_Problem requirements_: Return, word for word, every line that follows.

[Collected data]
________________________________________

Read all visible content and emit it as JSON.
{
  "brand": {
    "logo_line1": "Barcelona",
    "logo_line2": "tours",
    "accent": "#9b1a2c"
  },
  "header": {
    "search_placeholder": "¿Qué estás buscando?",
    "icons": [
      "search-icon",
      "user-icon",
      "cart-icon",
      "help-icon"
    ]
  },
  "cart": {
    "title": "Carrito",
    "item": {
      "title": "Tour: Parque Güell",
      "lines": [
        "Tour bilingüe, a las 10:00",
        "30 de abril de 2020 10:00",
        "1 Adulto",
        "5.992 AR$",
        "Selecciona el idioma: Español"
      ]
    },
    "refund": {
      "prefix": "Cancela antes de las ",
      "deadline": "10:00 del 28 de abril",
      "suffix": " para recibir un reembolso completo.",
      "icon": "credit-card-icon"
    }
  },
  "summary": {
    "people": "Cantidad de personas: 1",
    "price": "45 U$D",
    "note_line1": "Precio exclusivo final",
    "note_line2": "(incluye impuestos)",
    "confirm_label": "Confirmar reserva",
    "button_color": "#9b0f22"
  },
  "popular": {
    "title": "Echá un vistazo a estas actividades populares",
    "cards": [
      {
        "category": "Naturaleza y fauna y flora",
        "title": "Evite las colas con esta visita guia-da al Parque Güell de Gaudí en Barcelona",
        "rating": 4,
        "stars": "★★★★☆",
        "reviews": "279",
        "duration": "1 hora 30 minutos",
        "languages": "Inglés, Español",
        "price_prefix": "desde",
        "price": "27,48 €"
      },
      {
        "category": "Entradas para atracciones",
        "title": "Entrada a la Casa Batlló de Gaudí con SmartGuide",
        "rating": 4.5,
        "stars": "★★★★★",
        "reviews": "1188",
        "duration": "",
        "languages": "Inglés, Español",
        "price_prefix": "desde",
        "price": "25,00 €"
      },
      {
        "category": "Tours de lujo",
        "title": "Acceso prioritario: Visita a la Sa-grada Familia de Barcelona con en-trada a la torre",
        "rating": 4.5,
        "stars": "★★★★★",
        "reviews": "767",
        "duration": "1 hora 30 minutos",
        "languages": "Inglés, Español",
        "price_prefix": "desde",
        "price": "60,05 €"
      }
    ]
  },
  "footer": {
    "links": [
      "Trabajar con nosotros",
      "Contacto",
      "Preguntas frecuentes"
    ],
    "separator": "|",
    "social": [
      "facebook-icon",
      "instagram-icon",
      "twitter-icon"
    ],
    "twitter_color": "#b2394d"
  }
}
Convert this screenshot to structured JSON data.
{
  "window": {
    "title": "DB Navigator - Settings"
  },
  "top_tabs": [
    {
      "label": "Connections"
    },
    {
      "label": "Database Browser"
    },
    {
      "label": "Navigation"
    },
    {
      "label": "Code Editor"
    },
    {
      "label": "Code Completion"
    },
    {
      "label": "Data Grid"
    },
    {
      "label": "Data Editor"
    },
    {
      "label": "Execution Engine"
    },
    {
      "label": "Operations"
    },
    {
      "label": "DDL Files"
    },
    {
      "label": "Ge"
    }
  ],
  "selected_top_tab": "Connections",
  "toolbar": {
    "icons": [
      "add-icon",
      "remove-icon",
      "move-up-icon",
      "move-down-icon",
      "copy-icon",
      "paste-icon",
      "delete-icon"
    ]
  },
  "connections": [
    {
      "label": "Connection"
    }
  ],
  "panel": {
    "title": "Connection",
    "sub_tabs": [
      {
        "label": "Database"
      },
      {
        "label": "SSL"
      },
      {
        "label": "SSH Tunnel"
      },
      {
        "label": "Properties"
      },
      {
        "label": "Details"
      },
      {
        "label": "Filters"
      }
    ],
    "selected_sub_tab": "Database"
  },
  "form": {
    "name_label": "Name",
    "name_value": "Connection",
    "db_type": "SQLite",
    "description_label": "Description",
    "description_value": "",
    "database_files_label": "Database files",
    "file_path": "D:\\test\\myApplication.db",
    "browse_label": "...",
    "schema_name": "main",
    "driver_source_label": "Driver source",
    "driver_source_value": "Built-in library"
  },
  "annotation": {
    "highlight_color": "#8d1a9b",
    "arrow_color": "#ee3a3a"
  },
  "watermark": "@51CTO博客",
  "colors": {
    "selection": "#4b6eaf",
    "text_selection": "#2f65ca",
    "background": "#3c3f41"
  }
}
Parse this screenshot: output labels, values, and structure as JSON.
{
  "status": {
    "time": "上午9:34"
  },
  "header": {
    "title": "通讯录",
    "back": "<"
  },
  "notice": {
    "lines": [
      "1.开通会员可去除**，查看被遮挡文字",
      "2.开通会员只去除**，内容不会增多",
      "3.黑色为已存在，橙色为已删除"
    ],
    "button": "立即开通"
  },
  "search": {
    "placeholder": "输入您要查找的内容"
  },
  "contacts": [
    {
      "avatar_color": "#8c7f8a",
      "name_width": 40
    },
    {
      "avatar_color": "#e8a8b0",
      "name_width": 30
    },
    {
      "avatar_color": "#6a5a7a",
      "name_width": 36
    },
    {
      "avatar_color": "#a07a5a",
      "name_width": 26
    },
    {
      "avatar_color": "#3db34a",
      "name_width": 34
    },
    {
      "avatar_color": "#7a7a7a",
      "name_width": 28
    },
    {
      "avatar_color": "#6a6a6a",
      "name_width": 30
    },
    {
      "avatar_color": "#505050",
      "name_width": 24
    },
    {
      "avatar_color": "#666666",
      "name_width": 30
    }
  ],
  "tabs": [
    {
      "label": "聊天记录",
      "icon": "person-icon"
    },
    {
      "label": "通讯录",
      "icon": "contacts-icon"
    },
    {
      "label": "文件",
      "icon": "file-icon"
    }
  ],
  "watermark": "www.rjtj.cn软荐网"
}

________________________________________

_Solution to this task_:
Read all visible content and emit it as JSON.
{
  "brand": {
    "logo_line1": "Barcelona",
    "logo_line2": "tours",
    "accent": "#9b1a2c"
  },
  "header": {
    "search_placeholder": "¿Qué estás buscando?",
    "icons": [
      "search-icon",
      "user-icon",
      "cart-icon",
      "help-icon"
    ]
  },
  "cart": {
    "title": "Carrito",
    "item": {
      "title": "Tour: Parque Güell",
      "lines": [
        "Tour bilingüe, a las 10:00",
        "30 de abril de 2020 10:00",
        "1 Adulto",
        "5.992 AR$",
        "Selecciona el idioma: Español"
      ]
    },
    "refund": {
      "prefix": "Cancela antes de las ",
      "deadline": "10:00 del 28 de abril",
      "suffix": " para recibir un reembolso completo.",
      "icon": "credit-card-icon"
    }
  },
  "summary": {
    "people": "Cantidad de personas: 1",
    "price": "45 U$D",
    "note_line1": "Precio exclusivo final",
    "note_line2": "(incluye impuestos)",
    "confirm_label": "Confirmar reserva",
    "button_color": "#9b0f22"
  },
  "popular": {
    "title": "Echá un vistazo a estas actividades populares",
    "cards": [
      {
        "category": "Naturaleza y fauna y flora",
        "title": "Evite las colas con esta visita guia-da al Parque Güell de Gaudí en Barcelona",
        "rating": 4,
        "stars": "★★★★☆",
        "reviews": "279",
        "duration": "1 hora 30 minutos",
        "languages": "Inglés, Español",
        "price_prefix": "desde",
        "price": "27,48 €"
      },
      {
        "category": "Entradas para atracciones",
        "title": "Entrada a la Casa Batlló de Gaudí con SmartGuide",
        "rating": 4.5,
        "stars": "★★★★★",
        "reviews": "1188",
        "duration": "",
        "languages": "Inglés, Español",
        "price_prefix": "desde",
        "price": "25,00 €"
      },
      {
        "category": "Tours de lujo",
        "title": "Acceso prioritario: Visita a la Sa-grada Familia de Barcelona con en-trada a la torre",
        "rating": 4.5,
        "stars": "★★★★★",
        "reviews": "767",
        "duration": "1 hora 30 minutos",
        "languages": "Inglés, Español",
        "price_prefix": "desde",
        "price": "60,05 €"
      }
    ]
  },
  "footer": {
    "links": [
      "Trabajar con nosotros",
      "Contacto",
      "Preguntas frecuentes"
    ],
    "separator": "|",
    "social": [
      "facebook-icon",
      "instagram-icon",
      "twitter-icon"
    ],
    "twitter_color": "#b2394d"
  }
}
Convert this screenshot to structured JSON data.
{
  "window": {
    "title": "DB Navigator - Settings"
  },
  "top_tabs": [
    {
      "label": "Connections"
    },
    {
      "label": "Database Browser"
    },
    {
      "label": "Navigation"
    },
    {
      "label": "Code Editor"
    },
    {
      "label": "Code Completion"
    },
    {
      "label": "Data Grid"
    },
    {
      "label": "Data Editor"
    },
    {
      "label": "Execution Engine"
    },
    {
      "label": "Operations"
    },
    {
      "label": "DDL Files"
    },
    {
      "label": "Ge"
    }
  ],
  "selected_top_tab": "Connections",
  "toolbar": {
    "icons": [
      "add-icon",
      "remove-icon",
      "move-up-icon",
      "move-down-icon",
      "copy-icon",
      "paste-icon",
      "delete-icon"
    ]
  },
  "connections": [
    {
      "label": "Connection"
    }
  ],
  "panel": {
    "title": "Connection",
    "sub_tabs": [
      {
        "label": "Database"
      },
      {
        "label": "SSL"
      },
      {
        "label": "SSH Tunnel"
      },
      {
        "label": "Properties"
      },
      {
        "label": "Details"
      },
      {
        "label": "Filters"
      }
    ],
    "selected_sub_tab": "Database"
  },
  "form": {
    "name_label": "Name",
    "name_value": "Connection",
    "db_type": "SQLite",
    "description_label": "Description",
    "description_value": "",
    "database_files_label": "Database files",
    "file_path": "D:\\test\\myApplication.db",
    "browse_label": "...",
    "schema_name": "main",
    "driver_source_label": "Driver source",
    "driver_source_value": "Built-in library"
  },
  "annotation": {
    "highlight_color": "#8d1a9b",
    "arrow_color": "#ee3a3a"
  },
  "watermark": "@51CTO博客",
  "colors": {
    "selection": "#4b6eaf",
    "text_selection": "#2f65ca",
    "background": "#3c3f41"
  }
}
Parse this screenshot: output labels, values, and structure as JSON.
{
  "status": {
    "time": "上午9:34"
  },
  "header": {
    "title": "通讯录",
    "back": "<"
  },
  "notice": {
    "lines": [
      "1.开通会员可去除**，查看被遮挡文字",
      "2.开通会员只去除**，内容不会增多",
      "3.黑色为已存在，橙色为已删除"
    ],
    "button": "立即开通"
  },
  "search": {
    "placeholder": "输入您要查找的内容"
  },
  "contacts": [
    {
      "avatar_color": "#8c7f8a",
      "name_width": 40
    },
    {
      "avatar_color": "#e8a8b0",
      "name_width": 30
    },
    {
      "avatar_color": "#6a5a7a",
      "name_width": 36
    },
    {
      "avatar_color": "#a07a5a",
      "name_width": 26
    },
    {
      "avatar_color": "#3db34a",
      "name_width": 34
    },
    {
      "avatar_color": "#7a7a7a",
      "name_width": 28
    },
    {
      "avatar_color": "#6a6a6a",
      "name_width": 30
    },
    {
      "avatar_color": "#505050",
      "name_width": 24
    },
    {
      "avatar_color": "#666666",
      "name_width": 30
    }
  ],
  "tabs": [
    {
      "label": "聊天记录",
      "icon": "person-icon"
    },
    {
      "label": "通讯录",
      "icon": "contacts-icon"
    },
    {
      "label": "文件",
      "icon": "file-icon"
    }
  ],
  "watermark": "www.rjtj.cn软荐网"
}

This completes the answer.